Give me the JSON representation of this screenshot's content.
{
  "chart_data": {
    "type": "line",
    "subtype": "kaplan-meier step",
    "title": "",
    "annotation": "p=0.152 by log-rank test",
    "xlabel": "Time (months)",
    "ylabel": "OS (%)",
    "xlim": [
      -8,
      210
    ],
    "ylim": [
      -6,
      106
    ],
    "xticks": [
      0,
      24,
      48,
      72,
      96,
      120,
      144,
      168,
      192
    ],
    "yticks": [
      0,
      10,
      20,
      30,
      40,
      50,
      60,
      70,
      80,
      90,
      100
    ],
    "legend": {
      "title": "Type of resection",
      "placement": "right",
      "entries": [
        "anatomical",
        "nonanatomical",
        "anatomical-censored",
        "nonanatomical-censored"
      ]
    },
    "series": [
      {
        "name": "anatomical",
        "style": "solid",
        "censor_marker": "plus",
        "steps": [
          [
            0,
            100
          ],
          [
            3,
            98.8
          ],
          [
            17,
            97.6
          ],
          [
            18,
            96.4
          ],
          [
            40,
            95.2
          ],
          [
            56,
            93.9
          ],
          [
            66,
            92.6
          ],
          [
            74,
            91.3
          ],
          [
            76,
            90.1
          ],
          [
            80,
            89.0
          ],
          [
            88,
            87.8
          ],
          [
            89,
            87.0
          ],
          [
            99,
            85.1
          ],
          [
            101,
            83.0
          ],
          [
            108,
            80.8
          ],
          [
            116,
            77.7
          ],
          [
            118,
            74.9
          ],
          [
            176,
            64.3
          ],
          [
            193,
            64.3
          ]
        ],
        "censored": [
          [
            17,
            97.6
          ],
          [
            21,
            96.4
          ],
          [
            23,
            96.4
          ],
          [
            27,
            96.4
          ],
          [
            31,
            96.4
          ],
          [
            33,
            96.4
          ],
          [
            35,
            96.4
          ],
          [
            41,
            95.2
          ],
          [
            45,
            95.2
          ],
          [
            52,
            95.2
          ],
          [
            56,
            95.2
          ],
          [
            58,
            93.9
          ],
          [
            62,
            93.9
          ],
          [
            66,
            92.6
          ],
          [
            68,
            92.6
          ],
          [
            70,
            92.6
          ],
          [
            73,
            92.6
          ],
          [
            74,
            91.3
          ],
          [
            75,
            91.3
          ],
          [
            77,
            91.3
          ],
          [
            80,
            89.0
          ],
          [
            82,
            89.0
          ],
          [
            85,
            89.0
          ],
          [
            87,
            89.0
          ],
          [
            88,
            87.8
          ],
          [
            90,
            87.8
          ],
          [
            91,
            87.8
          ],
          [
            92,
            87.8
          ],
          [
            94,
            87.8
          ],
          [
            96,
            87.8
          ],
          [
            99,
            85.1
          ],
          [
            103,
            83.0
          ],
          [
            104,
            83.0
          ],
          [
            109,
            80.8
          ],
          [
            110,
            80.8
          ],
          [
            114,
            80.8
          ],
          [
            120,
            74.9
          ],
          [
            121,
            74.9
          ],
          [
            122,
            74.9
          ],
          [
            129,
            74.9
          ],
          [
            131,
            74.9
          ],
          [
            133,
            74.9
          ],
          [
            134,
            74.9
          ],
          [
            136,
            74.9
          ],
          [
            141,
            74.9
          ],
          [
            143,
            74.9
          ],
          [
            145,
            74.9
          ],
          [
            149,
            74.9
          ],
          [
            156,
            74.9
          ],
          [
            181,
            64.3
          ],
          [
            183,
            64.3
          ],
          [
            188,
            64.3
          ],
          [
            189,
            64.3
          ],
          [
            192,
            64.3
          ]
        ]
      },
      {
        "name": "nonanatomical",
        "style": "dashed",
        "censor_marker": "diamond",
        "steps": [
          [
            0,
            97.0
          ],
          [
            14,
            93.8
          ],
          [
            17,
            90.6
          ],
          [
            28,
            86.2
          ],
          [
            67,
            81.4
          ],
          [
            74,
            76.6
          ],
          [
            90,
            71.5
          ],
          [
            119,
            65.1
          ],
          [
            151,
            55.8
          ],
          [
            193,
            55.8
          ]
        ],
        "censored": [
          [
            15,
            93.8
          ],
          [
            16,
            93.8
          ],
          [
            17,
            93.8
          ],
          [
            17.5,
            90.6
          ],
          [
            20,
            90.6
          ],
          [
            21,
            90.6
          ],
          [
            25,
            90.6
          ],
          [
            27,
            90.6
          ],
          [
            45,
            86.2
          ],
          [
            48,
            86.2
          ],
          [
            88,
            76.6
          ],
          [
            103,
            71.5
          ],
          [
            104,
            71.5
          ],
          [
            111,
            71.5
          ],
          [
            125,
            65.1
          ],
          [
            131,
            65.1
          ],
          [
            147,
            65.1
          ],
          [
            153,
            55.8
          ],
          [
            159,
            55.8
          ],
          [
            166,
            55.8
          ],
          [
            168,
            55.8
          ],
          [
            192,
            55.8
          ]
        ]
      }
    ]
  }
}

• DESCRIPTION OF THE TASK:
Reproduce each entry above exactly, keeping every word.

• TASK SOLUTION:
Give me the JSON representation of this screenshot's content.
{
  "chart_data": {
    "type": "line",
    "subtype": "kaplan-meier step",
    "title": "",
    "annotation": "p=0.152 by log-rank test",
    "xlabel": "Time (months)",
    "ylabel": "OS (%)",
    "xlim": [
      -8,
      210
    ],
    "ylim": [
      -6,
      106
    ],
    "xticks": [
      0,
      24,
      48,
      72,
      96,
      120,
      144,
      168,
      192
    ],
    "yticks": [
      0,
      10,
      20,
      30,
      40,
      50,
      60,
      70,
      80,
      90,
      100
    ],
    "legend": {
      "title": "Type of resection",
      "placement": "right",
      "entries": [
        "anatomical",
        "nonanatomical",
        "anatomical-censored",
        "nonanatomical-censored"
      ]
    },
    "series": [
      {
        "name": "anatomical",
        "style": "solid",
        "censor_marker": "plus",
        "steps": [
          [
            0,
            100
          ],
          [
            3,
            98.8
          ],
          [
            17,
            97.6
          ],
          [
            18,
            96.4
          ],
          [
            40,
            95.2
          ],
          [
            56,
            93.9
          ],
          [
            66,
            92.6
          ],
          [
            74,
            91.3
          ],
          [
            76,
            90.1
          ],
          [
            80,
            89.0
          ],
          [
            88,
            87.8
          ],
          [
            89,
            87.0
          ],
          [
            99,
            85.1
          ],
          [
            101,
            83.0
          ],
          [
            108,
            80.8
          ],
          [
            116,
            77.7
          ],
          [
            118,
            74.9
          ],
          [
            176,
            64.3
          ],
          [
            193,
            64.3
          ]
        ],
        "censored": [
          [
            17,
            97.6
          ],
          [
            21,
            96.4
          ],
          [
            23,
            96.4
          ],
          [
            27,
            96.4
          ],
          [
            31,
            96.4
          ],
          [
            33,
            96.4
          ],
          [
            35,
            96.4
          ],
          [
            41,
            95.2
          ],
          [
            45,
            95.2
          ],
          [
            52,
            95.2
          ],
          [
            56,
            95.2
          ],
          [
            58,
            93.9
          ],
          [
            62,
            93.9
          ],
          [
            66,
            92.6
          ],
          [
            68,
            92.6
          ],
          [
            70,
            92.6
          ],
          [
            73,
            92.6
          ],
          [
            74,
            91.3
          ],
          [
            75,
            91.3
          ],
          [
            77,
            91.3
          ],
          [
            80,
            89.0
          ],
          [
            82,
            89.0
          ],
          [
            85,
            89.0
          ],
          [
            87,
            89.0
          ],
          [
            88,
            87.8
          ],
          [
            90,
            87.8
          ],
          [
            91,
            87.8
          ],
          [
            92,
            87.8
          ],
          [
            94,
            87.8
          ],
          [
            96,
            87.8
          ],
          [
            99,
            85.1
          ],
          [
            103,
            83.0
          ],
          [
            104,
            83.0
          ],
          [
            109,
            80.8
          ],
          [
            110,
            80.8
          ],
          [
            114,
            80.8
          ],
          [
            120,
            74.9
          ],
          [
            121,
            74.9
          ],
          [
            122,
            74.9
          ],
          [
            129,
            74.9
          ],
          [
            131,
            74.9
          ],
          [
            133,
            74.9
          ],
          [
            134,
            74.9
          ],
          [
            136,
            74.9
          ],
          [
            141,
            74.9
          ],
          [
            143,
            74.9
          ],
          [
            145,
            74.9
          ],
          [
            149,
            74.9
          ],
          [
            156,
            74.9
          ],
          [
            181,
            64.3
          ],
          [
            183,
            64.3
          ],
          [
            188,
            64.3
          ],
          [
            189,
            64.3
          ],
          [
            192,
            64.3
          ]
        ]
      },
      {
        "name": "nonanatomical",
        "style": "dashed",
        "censor_marker": "diamond",
        "steps": [
          [
            0,
            97.0
          ],
          [
            14,
            93.8
          ],
          [
            17,
            90.6
          ],
          [
            28,
            86.2
          ],
          [
            67,
            81.4
          ],
          [
            74,
            76.6
          ],
          [
            90,
            71.5
          ],
          [
            119,
            65.1
          ],
          [
            151,
            55.8
          ],
          [
            193,
            55.8
          ]
        ],
        "censored": [
          [
            15,
            93.8
          ],
          [
            16,
            93.8
          ],
          [
            17,
            93.8
          ],
          [
            17.5,
            90.6
          ],
          [
            20,
            90.6
          ],
          [
            21,
            90.6
          ],
          [
            25,
            90.6
          ],
          [
            27,
            90.6
          ],
          [
            45,
            86.2
          ],
          [
            48,
            86.2
          ],
          [
            88,
            76.6
          ],
          [
            103,
            71.5
          ],
          [
            104,
            71.5
          ],
          [
            111,
            71.5
          ],
          [
            125,
            65.1
          ],
          [
            131,
            65.1
          ],
          [
            147,
            65.1
          ],
          [
            153,
            55.8
          ],
          [
            159,
            55.8
          ],
          [
            166,
            55.8
          ],
          [
            168,
            55.8
          ],
          [
            192,
            55.8
          ]
        ]
      }
    ]
  }
}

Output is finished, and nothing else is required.